### [Task requirements]
Every line with the string "Precision" should be gathered.
- - -
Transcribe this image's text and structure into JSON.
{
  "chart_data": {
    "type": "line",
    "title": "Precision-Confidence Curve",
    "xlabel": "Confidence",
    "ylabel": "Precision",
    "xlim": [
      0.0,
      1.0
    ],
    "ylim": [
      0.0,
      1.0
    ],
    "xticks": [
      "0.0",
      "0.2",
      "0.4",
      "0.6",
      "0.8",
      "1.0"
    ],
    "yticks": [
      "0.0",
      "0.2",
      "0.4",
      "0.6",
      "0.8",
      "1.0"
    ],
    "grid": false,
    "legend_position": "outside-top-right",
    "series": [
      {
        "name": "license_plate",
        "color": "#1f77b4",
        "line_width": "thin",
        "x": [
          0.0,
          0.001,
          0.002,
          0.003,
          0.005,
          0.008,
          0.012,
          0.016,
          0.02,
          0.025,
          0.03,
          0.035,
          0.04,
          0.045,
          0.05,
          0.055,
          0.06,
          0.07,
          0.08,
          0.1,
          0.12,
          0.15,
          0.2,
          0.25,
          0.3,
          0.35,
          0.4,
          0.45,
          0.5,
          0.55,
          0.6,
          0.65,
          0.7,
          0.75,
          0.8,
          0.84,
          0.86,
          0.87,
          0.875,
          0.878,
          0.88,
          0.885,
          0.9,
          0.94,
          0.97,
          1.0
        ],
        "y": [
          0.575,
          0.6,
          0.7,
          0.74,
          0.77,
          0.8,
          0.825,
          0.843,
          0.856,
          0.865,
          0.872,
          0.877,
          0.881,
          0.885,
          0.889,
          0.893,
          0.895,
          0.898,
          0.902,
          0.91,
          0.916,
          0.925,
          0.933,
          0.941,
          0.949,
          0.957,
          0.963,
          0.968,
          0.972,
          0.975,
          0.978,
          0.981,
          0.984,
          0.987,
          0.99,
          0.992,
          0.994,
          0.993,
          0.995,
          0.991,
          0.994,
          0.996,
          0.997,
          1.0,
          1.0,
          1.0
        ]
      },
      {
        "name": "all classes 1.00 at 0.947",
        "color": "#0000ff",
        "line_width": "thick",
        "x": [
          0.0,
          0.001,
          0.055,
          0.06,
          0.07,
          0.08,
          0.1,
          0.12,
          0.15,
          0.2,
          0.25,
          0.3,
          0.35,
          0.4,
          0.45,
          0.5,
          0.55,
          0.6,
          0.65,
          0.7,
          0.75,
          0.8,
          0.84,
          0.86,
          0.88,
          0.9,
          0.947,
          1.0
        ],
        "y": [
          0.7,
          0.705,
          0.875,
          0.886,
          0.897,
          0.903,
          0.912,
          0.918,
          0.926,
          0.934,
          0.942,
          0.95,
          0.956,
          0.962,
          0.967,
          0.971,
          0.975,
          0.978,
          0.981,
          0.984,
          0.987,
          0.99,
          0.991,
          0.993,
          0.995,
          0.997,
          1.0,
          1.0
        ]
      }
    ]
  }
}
- - -
### [Answer to the task]
    "title": "Precision-Confidence Curve",
    "ylabel": "Precision",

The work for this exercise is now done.